- **DIRECTIVE**
Among the lines below, list those containing the string "Smart".
--- Start RECORDED INFORMATION ---
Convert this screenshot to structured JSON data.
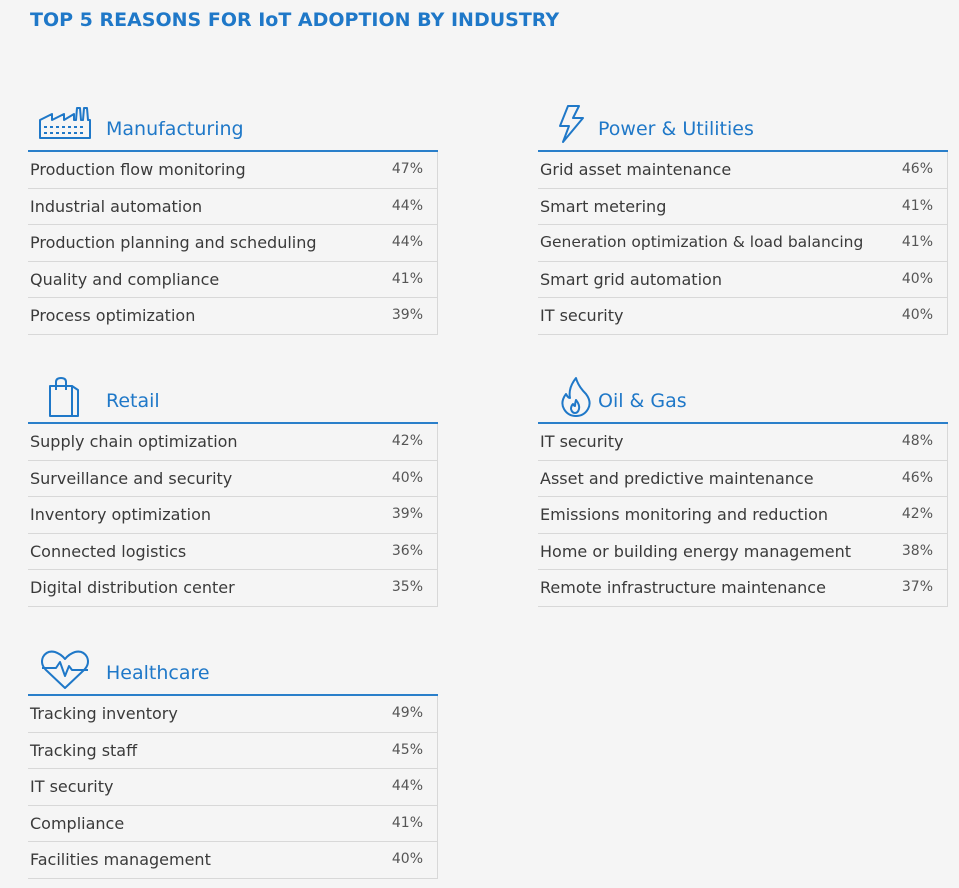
{
  "title": "TOP 5 REASONS FOR IoT ADOPTION BY INDUSTRY",
  "colors": {
    "accent": "#1f78c8",
    "rule": "#2a7fca",
    "divider": "#d8d8d8"
  },
  "industries": [
    {
      "name": "Manufacturing",
      "icon": "factory-icon",
      "items": [
        {
          "label": "Production flow monitoring",
          "pct": "47%"
        },
        {
          "label": "Industrial automation",
          "pct": "44%"
        },
        {
          "label": "Production planning and scheduling",
          "pct": "44%"
        },
        {
          "label": "Quality and compliance",
          "pct": "41%"
        },
        {
          "label": "Process optimization",
          "pct": "39%"
        }
      ]
    },
    {
      "name": "Power & Utilities",
      "icon": "lightning-bolt-icon",
      "items": [
        {
          "label": "Grid asset maintenance",
          "pct": "46%"
        },
        {
          "label": "Smart metering",
          "pct": "41%"
        },
        {
          "label": "Generation optimization & load balancing",
          "pct": "41%"
        },
        {
          "label": "Smart grid automation",
          "pct": "40%"
        },
        {
          "label": "IT security",
          "pct": "40%"
        }
      ]
    },
    {
      "name": "Retail",
      "icon": "shopping-bag-icon",
      "items": [
        {
          "label": "Supply chain optimization",
          "pct": "42%"
        },
        {
          "label": "Surveillance and security",
          "pct": "40%"
        },
        {
          "label": "Inventory optimization",
          "pct": "39%"
        },
        {
          "label": "Connected logistics",
          "pct": "36%"
        },
        {
          "label": "Digital distribution center",
          "pct": "35%"
        }
      ]
    },
    {
      "name": "Oil & Gas",
      "icon": "flame-icon",
      "items": [
        {
          "label": "IT security",
          "pct": "48%"
        },
        {
          "label": "Asset and predictive maintenance",
          "pct": "46%"
        },
        {
          "label": "Emissions monitoring and reduction",
          "pct": "42%"
        },
        {
          "label": "Home or building energy management",
          "pct": "38%"
        },
        {
          "label": "Remote infrastructure maintenance",
          "pct": "37%"
        }
      ]
    },
    {
      "name": "Healthcare",
      "icon": "heart-pulse-icon",
      "items": [
        {
          "label": "Tracking inventory",
          "pct": "49%"
        },
        {
          "label": "Tracking staff",
          "pct": "45%"
        },
        {
          "label": "IT security",
          "pct": "44%"
        },
        {
          "label": "Compliance",
          "pct": "41%"
        },
        {
          "label": "Facilities management",
          "pct": "40%"
        }
      ]
    }
  ]
}
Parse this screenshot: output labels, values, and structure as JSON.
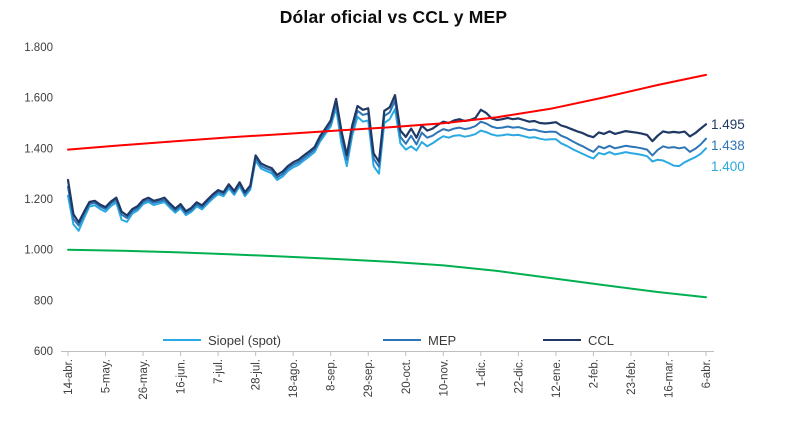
{
  "chart_data": {
    "type": "line",
    "title": "Dólar oficial vs CCL y MEP",
    "ylim": [
      600,
      1800
    ],
    "grid": "off",
    "legend_position": "bottom-inside",
    "y_ticks": [
      {
        "value": 1800,
        "label": "1.800"
      },
      {
        "value": 1600,
        "label": "1.600"
      },
      {
        "value": 1400,
        "label": "1.400"
      },
      {
        "value": 1200,
        "label": "1.200"
      },
      {
        "value": 1000,
        "label": "1.000"
      },
      {
        "value": 800,
        "label": "800"
      },
      {
        "value": 600,
        "label": "600"
      }
    ],
    "x_axis_unit": "date",
    "x_days_total": 357,
    "x_ticks": [
      {
        "day": 0,
        "label": "14-abr."
      },
      {
        "day": 21,
        "label": "5-may."
      },
      {
        "day": 42,
        "label": "26-may."
      },
      {
        "day": 63,
        "label": "16-jun."
      },
      {
        "day": 84,
        "label": "7-jul."
      },
      {
        "day": 105,
        "label": "28-jul."
      },
      {
        "day": 126,
        "label": "18-ago."
      },
      {
        "day": 147,
        "label": "8-sep."
      },
      {
        "day": 168,
        "label": "29-sep."
      },
      {
        "day": 189,
        "label": "20-oct."
      },
      {
        "day": 210,
        "label": "10-nov."
      },
      {
        "day": 231,
        "label": "1-dic."
      },
      {
        "day": 252,
        "label": "22-dic."
      },
      {
        "day": 273,
        "label": "12-ene."
      },
      {
        "day": 294,
        "label": "2-feb."
      },
      {
        "day": 315,
        "label": "23-feb."
      },
      {
        "day": 336,
        "label": "16-mar."
      },
      {
        "day": 357,
        "label": "6-abr."
      }
    ],
    "series": [
      {
        "key": "siopel",
        "name": "Siopel (spot)",
        "color": "#2BA9E2",
        "stroke_width": 2,
        "in_legend": true,
        "x_start": 0,
        "x_step": 3,
        "values": [
          1213,
          1100,
          1075,
          1125,
          1170,
          1175,
          1160,
          1150,
          1172,
          1186,
          1118,
          1110,
          1142,
          1155,
          1180,
          1188,
          1176,
          1182,
          1188,
          1166,
          1146,
          1164,
          1136,
          1149,
          1171,
          1159,
          1181,
          1202,
          1219,
          1211,
          1242,
          1216,
          1250,
          1211,
          1237,
          1352,
          1320,
          1310,
          1302,
          1275,
          1288,
          1310,
          1325,
          1335,
          1352,
          1368,
          1385,
          1426,
          1456,
          1486,
          1560,
          1420,
          1330,
          1450,
          1525,
          1505,
          1510,
          1330,
          1300,
          1500,
          1515,
          1555,
          1420,
          1395,
          1408,
          1392,
          1425,
          1408,
          1420,
          1435,
          1448,
          1442,
          1450,
          1452,
          1446,
          1450,
          1456,
          1470,
          1464,
          1455,
          1450,
          1452,
          1455,
          1452,
          1453,
          1448,
          1442,
          1444,
          1438,
          1434,
          1436,
          1436,
          1420,
          1410,
          1398,
          1388,
          1378,
          1368,
          1360,
          1382,
          1376,
          1385,
          1376,
          1380,
          1385,
          1381,
          1378,
          1374,
          1369,
          1348,
          1355,
          1352,
          1342,
          1332,
          1330,
          1345,
          1355,
          1365,
          1378,
          1400
        ]
      },
      {
        "key": "mep",
        "name": "MEP",
        "color": "#2E75B6",
        "stroke_width": 2,
        "in_legend": true,
        "x_start": 0,
        "x_step": 3,
        "values": [
          1248,
          1122,
          1095,
          1140,
          1180,
          1185,
          1170,
          1160,
          1182,
          1196,
          1138,
          1125,
          1152,
          1164,
          1188,
          1196,
          1185,
          1190,
          1196,
          1174,
          1154,
          1172,
          1144,
          1157,
          1179,
          1167,
          1189,
          1210,
          1227,
          1219,
          1250,
          1224,
          1258,
          1219,
          1245,
          1362,
          1330,
          1320,
          1312,
          1285,
          1298,
          1320,
          1335,
          1345,
          1362,
          1378,
          1395,
          1436,
          1466,
          1496,
          1578,
          1452,
          1355,
          1472,
          1548,
          1532,
          1538,
          1360,
          1327,
          1528,
          1542,
          1588,
          1445,
          1418,
          1450,
          1415,
          1462,
          1442,
          1450,
          1464,
          1476,
          1470,
          1478,
          1482,
          1476,
          1480,
          1488,
          1505,
          1498,
          1486,
          1480,
          1482,
          1486,
          1482,
          1484,
          1478,
          1472,
          1474,
          1468,
          1464,
          1466,
          1465,
          1450,
          1441,
          1429,
          1418,
          1408,
          1396,
          1386,
          1408,
          1400,
          1410,
          1400,
          1405,
          1410,
          1407,
          1404,
          1400,
          1395,
          1372,
          1394,
          1408,
          1402,
          1405,
          1400,
          1404,
          1386,
          1398,
          1415,
          1438
        ]
      },
      {
        "key": "ccl",
        "name": "CCL",
        "color": "#1F3864",
        "stroke_width": 2.2,
        "in_legend": true,
        "x_start": 0,
        "x_step": 3,
        "values": [
          1275,
          1140,
          1108,
          1150,
          1188,
          1193,
          1178,
          1168,
          1190,
          1205,
          1150,
          1135,
          1160,
          1172,
          1196,
          1205,
          1193,
          1198,
          1205,
          1182,
          1162,
          1180,
          1152,
          1165,
          1187,
          1175,
          1197,
          1218,
          1235,
          1227,
          1258,
          1232,
          1266,
          1227,
          1253,
          1372,
          1340,
          1330,
          1322,
          1295,
          1308,
          1330,
          1345,
          1355,
          1372,
          1388,
          1405,
          1448,
          1478,
          1510,
          1595,
          1470,
          1373,
          1490,
          1567,
          1552,
          1558,
          1380,
          1347,
          1548,
          1562,
          1610,
          1470,
          1445,
          1478,
          1442,
          1490,
          1470,
          1478,
          1493,
          1505,
          1500,
          1510,
          1515,
          1508,
          1512,
          1520,
          1552,
          1540,
          1518,
          1512,
          1515,
          1520,
          1515,
          1518,
          1512,
          1505,
          1508,
          1500,
          1498,
          1500,
          1503,
          1490,
          1484,
          1475,
          1467,
          1460,
          1450,
          1444,
          1463,
          1457,
          1467,
          1457,
          1462,
          1468,
          1465,
          1462,
          1458,
          1453,
          1428,
          1450,
          1467,
          1462,
          1465,
          1462,
          1466,
          1447,
          1460,
          1478,
          1495
        ]
      },
      {
        "key": "banda-inferior",
        "name": "",
        "color": "#00B050",
        "stroke_width": 2,
        "in_legend": false,
        "x": [
          0,
          30,
          60,
          90,
          120,
          150,
          180,
          210,
          240,
          270,
          300,
          330,
          357
        ],
        "values": [
          1000,
          996,
          990,
          982,
          973,
          963,
          952,
          938,
          916,
          888,
          860,
          833,
          812
        ]
      },
      {
        "key": "banda-superior",
        "name": "",
        "color": "#FF0000",
        "stroke_width": 2,
        "in_legend": false,
        "x": [
          0,
          30,
          60,
          90,
          120,
          150,
          180,
          210,
          240,
          270,
          300,
          330,
          357
        ],
        "values": [
          1395,
          1412,
          1428,
          1443,
          1456,
          1470,
          1483,
          1499,
          1523,
          1556,
          1601,
          1650,
          1690
        ]
      }
    ],
    "end_labels": [
      {
        "text": "1.495",
        "series": "ccl",
        "color": "#1F3864"
      },
      {
        "text": "1.438",
        "series": "mep",
        "color": "#2E75B6"
      },
      {
        "text": "1.400",
        "series": "siopel",
        "color": "#2BA9E2"
      }
    ]
  },
  "colors": {
    "background": "#FFFFFF",
    "axis_line": "#BFBFBF",
    "tick_label": "#404040",
    "title_text": "#0D0D0D",
    "legend_text": "#3A3A3A"
  }
}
--- End RECORDED INFORMATION ---
- **FINAL RESULT**
          "label": "Smart metering",
          "label": "Smart grid automation",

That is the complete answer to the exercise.